-------- INPUT MATERIAL --------
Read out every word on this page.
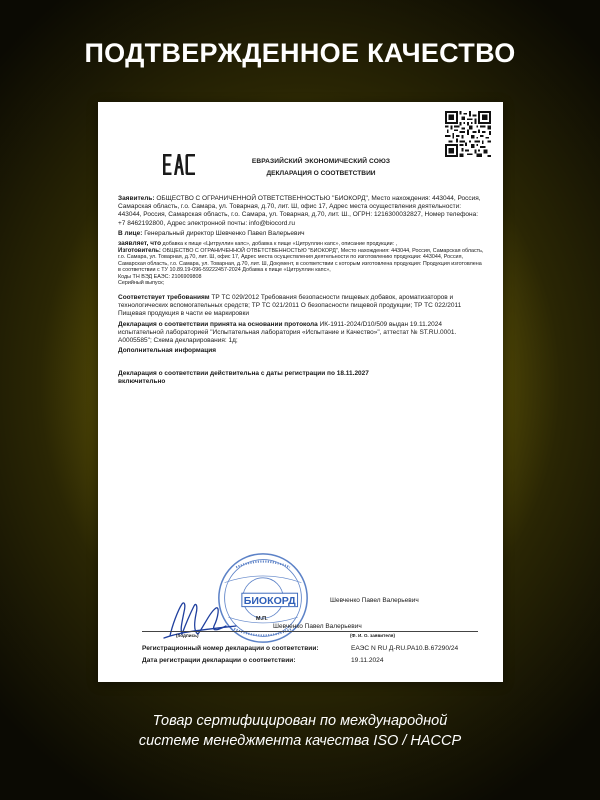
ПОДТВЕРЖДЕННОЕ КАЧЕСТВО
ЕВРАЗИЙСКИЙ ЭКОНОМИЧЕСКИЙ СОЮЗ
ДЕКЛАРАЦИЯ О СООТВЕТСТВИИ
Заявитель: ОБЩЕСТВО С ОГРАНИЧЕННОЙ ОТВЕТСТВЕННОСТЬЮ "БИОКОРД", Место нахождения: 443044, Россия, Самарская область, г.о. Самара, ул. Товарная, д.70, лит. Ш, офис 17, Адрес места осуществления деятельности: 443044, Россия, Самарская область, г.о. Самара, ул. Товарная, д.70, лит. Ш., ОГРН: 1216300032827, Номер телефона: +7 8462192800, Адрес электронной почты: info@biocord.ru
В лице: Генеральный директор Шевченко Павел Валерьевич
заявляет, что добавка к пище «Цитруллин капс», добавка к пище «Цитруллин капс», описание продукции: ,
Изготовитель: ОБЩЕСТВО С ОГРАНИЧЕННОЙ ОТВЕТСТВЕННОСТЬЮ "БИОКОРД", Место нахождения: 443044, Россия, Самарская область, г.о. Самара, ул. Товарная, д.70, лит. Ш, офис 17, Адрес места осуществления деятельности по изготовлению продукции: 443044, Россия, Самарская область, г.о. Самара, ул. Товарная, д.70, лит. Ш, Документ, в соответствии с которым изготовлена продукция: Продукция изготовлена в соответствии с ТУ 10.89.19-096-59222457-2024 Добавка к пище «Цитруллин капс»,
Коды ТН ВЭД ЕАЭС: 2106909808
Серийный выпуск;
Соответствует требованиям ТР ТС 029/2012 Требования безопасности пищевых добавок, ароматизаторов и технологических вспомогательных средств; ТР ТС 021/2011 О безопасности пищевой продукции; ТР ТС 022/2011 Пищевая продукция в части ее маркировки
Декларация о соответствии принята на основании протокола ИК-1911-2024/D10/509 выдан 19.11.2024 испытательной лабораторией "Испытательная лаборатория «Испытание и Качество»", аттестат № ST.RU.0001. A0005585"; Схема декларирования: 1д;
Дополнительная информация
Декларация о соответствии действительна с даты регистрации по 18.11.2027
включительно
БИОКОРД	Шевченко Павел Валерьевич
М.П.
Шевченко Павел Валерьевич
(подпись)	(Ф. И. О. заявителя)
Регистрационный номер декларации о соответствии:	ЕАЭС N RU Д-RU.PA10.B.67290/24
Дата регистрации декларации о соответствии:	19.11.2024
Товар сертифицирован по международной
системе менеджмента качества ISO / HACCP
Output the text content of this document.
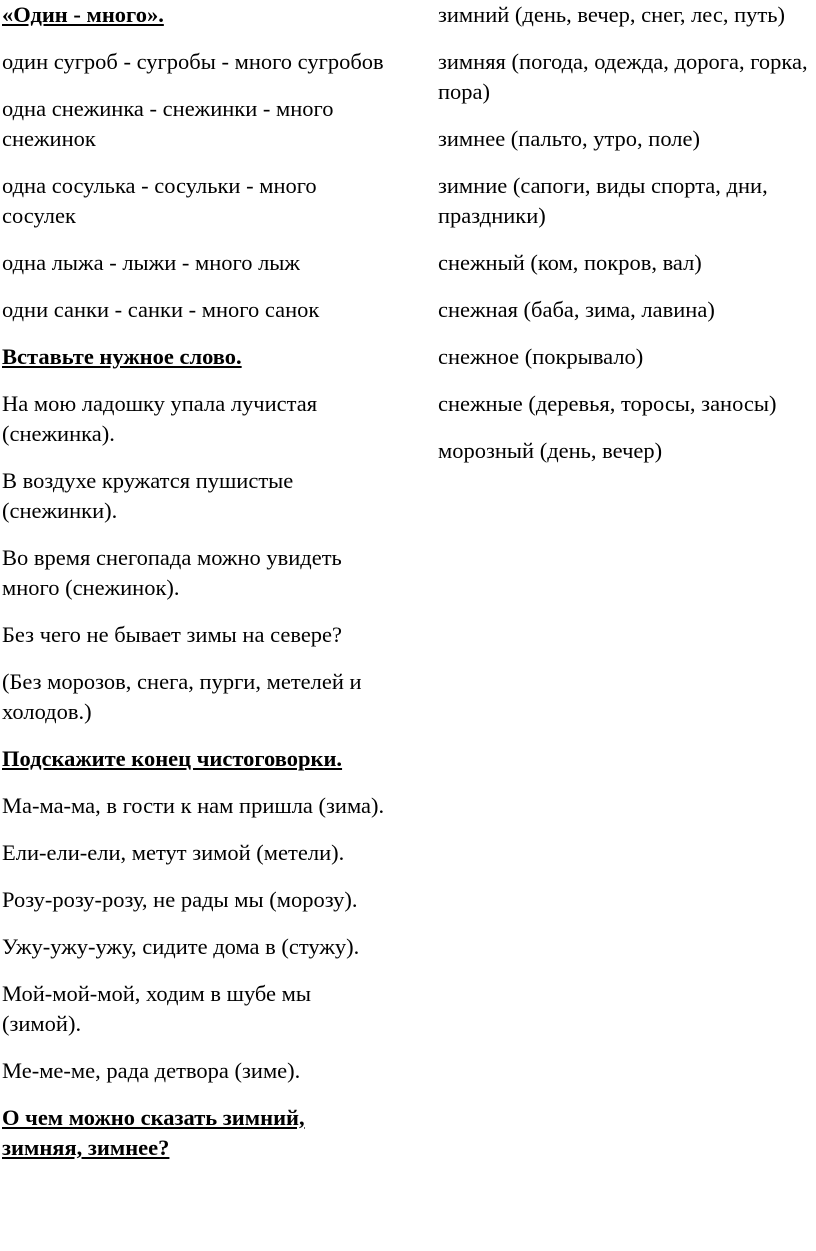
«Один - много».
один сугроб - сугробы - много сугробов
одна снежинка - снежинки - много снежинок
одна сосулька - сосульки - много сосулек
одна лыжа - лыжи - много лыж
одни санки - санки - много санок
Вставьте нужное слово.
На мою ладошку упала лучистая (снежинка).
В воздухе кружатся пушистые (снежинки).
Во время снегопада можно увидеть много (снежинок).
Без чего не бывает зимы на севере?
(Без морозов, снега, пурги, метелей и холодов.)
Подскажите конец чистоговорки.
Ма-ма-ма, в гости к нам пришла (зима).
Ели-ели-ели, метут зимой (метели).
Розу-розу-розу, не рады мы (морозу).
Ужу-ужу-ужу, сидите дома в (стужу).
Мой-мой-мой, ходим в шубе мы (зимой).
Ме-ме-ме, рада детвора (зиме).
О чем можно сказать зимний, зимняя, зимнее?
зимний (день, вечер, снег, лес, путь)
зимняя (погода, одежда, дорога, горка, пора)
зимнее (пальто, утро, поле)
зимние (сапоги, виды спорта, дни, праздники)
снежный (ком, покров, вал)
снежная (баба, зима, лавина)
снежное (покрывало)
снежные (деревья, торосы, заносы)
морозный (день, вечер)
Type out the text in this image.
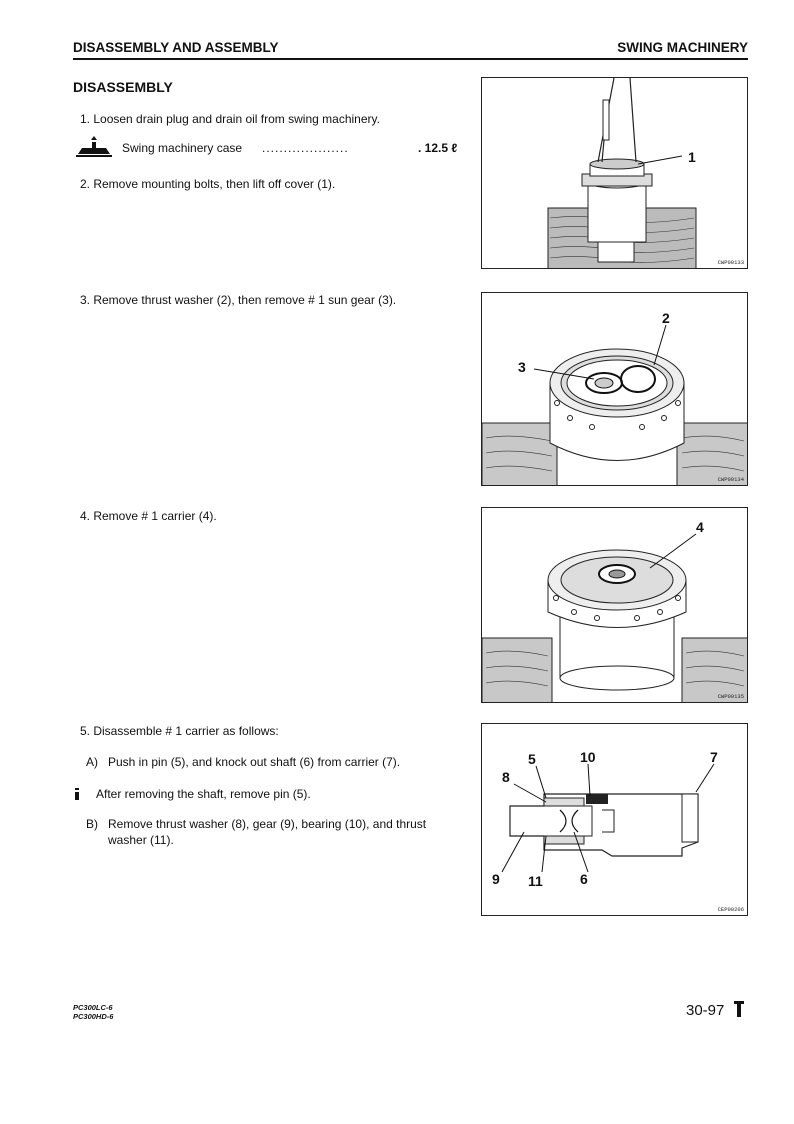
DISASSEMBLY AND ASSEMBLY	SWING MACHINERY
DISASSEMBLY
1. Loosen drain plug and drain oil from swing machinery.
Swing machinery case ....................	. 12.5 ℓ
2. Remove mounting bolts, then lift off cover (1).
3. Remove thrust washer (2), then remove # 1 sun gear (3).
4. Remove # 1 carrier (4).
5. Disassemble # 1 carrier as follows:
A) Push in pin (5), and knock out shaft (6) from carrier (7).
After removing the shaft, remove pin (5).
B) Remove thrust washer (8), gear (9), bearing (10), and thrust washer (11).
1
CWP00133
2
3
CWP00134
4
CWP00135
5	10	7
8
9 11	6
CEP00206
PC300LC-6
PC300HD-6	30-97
--------
EXERCISE DIRECTIONS.
Every record above should be transcribed exactly; the pictures stay out of the copy.

SOLUTION.
Read out every word on this page.
ПОДТВЕРЖДЕННОЕ КАЧЕСТВО
ЕВРАЗИЙСКИЙ ЭКОНОМИЧЕСКИЙ СОЮЗ
ДЕКЛАРАЦИЯ О СООТВЕТСТВИИ
Заявитель: ОБЩЕСТВО С ОГРАНИЧЕННОЙ ОТВЕТСТВЕННОСТЬЮ "БИОКОРД", Место нахождения: 443044, Россия, Самарская область, г.о. Самара, ул. Товарная, д.70, лит. Ш, офис 17, Адрес места осуществления деятельности: 443044, Россия, Самарская область, г.о. Самара, ул. Товарная, д.70, лит. Ш., ОГРН: 1216300032827, Номер телефона: +7 8462192800, Адрес электронной почты: info@biocord.ru
В лице: Генеральный директор Шевченко Павел Валерьевич
заявляет, что добавка к пище «Цитруллин капс», добавка к пище «Цитруллин капс», описание продукции: ,
Изготовитель: ОБЩЕСТВО С ОГРАНИЧЕННОЙ ОТВЕТСТВЕННОСТЬЮ "БИОКОРД", Место нахождения: 443044, Россия, Самарская область, г.о. Самара, ул. Товарная, д.70, лит. Ш, офис 17, Адрес места осуществления деятельности по изготовлению продукции: 443044, Россия, Самарская область, г.о. Самара, ул. Товарная, д.70, лит. Ш, Документ, в соответствии с которым изготовлена продукция: Продукция изготовлена в соответствии с ТУ 10.89.19-096-59222457-2024 Добавка к пище «Цитруллин капс»,
Коды ТН ВЭД ЕАЭС: 2106909808
Серийный выпуск;
Соответствует требованиям ТР ТС 029/2012 Требования безопасности пищевых добавок, ароматизаторов и технологических вспомогательных средств; ТР ТС 021/2011 О безопасности пищевой продукции; ТР ТС 022/2011 Пищевая продукция в части ее маркировки
Декларация о соответствии принята на основании протокола ИК-1911-2024/D10/509 выдан 19.11.2024 испытательной лабораторией "Испытательная лаборатория «Испытание и Качество»", аттестат № ST.RU.0001. A0005585"; Схема декларирования: 1д;
Дополнительная информация
Декларация о соответствии действительна с даты регистрации по 18.11.2027
включительно
БИОКОРД	Шевченко Павел Валерьевич
М.П.
Шевченко Павел Валерьевич
(подпись)	(Ф. И. О. заявителя)
Регистрационный номер декларации о соответствии:	ЕАЭС N RU Д-RU.PA10.B.67290/24
Дата регистрации декларации о соответствии:	19.11.2024
Товар сертифицирован по международной
системе менеджмента качества ISO / HACCP
Output the text content of this document.
«Один - много».
один сугроб - сугробы - много сугробов
одна снежинка - снежинки - много снежинок
одна сосулька - сосульки - много сосулек
одна лыжа - лыжи - много лыж
одни санки - санки - много санок
Вставьте нужное слово.
На мою ладошку упала лучистая (снежинка).
В воздухе кружатся пушистые (снежинки).
Во время снегопада можно увидеть много (снежинок).
Без чего не бывает зимы на севере?
(Без морозов, снега, пурги, метелей и холодов.)
Подскажите конец чистоговорки.
Ма-ма-ма, в гости к нам пришла (зима).
Ели-ели-ели, метут зимой (метели).
Розу-розу-розу, не рады мы (морозу).
Ужу-ужу-ужу, сидите дома в (стужу).
Мой-мой-мой, ходим в шубе мы (зимой).
Ме-ме-ме, рада детвора (зиме).
О чем можно сказать зимний, зимняя, зимнее?
зимний (день, вечер, снег, лес, путь)
зимняя (погода, одежда, дорога, горка, пора)
зимнее (пальто, утро, поле)
зимние (сапоги, виды спорта, дни, праздники)
снежный (ком, покров, вал)
снежная (баба, зима, лавина)
снежное (покрывало)
снежные (деревья, торосы, заносы)
морозный (день, вечер)
Type out the text in this image.
DISASSEMBLY AND ASSEMBLY	SWING MACHINERY
DISASSEMBLY
1. Loosen drain plug and drain oil from swing machinery.
Swing machinery case ....................	. 12.5 ℓ
2. Remove mounting bolts, then lift off cover (1).
3. Remove thrust washer (2), then remove # 1 sun gear (3).
4. Remove # 1 carrier (4).
5. Disassemble # 1 carrier as follows:
A) Push in pin (5), and knock out shaft (6) from carrier (7).
After removing the shaft, remove pin (5).
B) Remove thrust washer (8), gear (9), bearing (10), and thrust washer (11).
1
CWP00133
2
3
CWP00134
4
CWP00135
5	10	7
8
9 11	6
CEP00206
PC300LC-6
PC300HD-6	30-97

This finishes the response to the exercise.